-- Data for the task start --
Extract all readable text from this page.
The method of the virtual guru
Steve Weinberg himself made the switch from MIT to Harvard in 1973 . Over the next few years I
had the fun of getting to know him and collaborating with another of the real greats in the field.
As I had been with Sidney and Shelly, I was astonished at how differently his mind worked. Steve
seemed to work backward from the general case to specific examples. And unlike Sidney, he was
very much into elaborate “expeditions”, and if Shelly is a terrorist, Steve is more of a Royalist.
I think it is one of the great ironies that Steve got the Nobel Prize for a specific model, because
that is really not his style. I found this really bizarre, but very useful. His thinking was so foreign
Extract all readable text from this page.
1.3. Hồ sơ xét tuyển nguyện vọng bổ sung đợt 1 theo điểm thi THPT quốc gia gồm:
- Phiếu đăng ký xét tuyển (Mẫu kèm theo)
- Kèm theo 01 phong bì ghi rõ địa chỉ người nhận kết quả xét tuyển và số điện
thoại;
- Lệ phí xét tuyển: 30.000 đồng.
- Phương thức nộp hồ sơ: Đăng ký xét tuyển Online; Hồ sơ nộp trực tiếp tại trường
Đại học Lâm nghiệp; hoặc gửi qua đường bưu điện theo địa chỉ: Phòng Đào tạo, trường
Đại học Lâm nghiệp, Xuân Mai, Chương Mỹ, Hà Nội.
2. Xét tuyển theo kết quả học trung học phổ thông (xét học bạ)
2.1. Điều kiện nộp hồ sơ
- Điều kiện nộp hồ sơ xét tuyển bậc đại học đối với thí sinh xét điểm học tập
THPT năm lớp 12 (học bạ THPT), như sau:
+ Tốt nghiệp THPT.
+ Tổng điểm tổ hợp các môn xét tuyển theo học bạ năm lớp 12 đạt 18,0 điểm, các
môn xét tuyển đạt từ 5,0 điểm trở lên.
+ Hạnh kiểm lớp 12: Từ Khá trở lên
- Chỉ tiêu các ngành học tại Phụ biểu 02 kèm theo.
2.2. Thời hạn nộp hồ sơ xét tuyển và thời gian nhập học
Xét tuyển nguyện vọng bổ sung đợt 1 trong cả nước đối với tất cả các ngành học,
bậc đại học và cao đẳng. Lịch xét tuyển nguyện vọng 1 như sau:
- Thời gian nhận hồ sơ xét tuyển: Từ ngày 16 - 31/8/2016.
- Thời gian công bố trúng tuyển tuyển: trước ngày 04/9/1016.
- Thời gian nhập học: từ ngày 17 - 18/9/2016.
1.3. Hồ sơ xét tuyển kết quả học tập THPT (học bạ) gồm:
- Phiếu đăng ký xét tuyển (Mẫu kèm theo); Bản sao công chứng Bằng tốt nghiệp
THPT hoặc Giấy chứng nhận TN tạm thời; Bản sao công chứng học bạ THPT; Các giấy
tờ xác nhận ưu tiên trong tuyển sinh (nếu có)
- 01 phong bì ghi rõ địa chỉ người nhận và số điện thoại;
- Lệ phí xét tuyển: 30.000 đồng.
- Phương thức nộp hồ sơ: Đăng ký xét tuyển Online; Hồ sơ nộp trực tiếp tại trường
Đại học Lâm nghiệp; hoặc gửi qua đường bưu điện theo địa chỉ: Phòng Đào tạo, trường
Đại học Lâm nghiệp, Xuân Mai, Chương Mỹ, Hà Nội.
-- Data for the task end --
### [Exercise task]
The word "sung" may turn up on some lines of these records; say how many, with no other words.

### [Output of the exercise]
2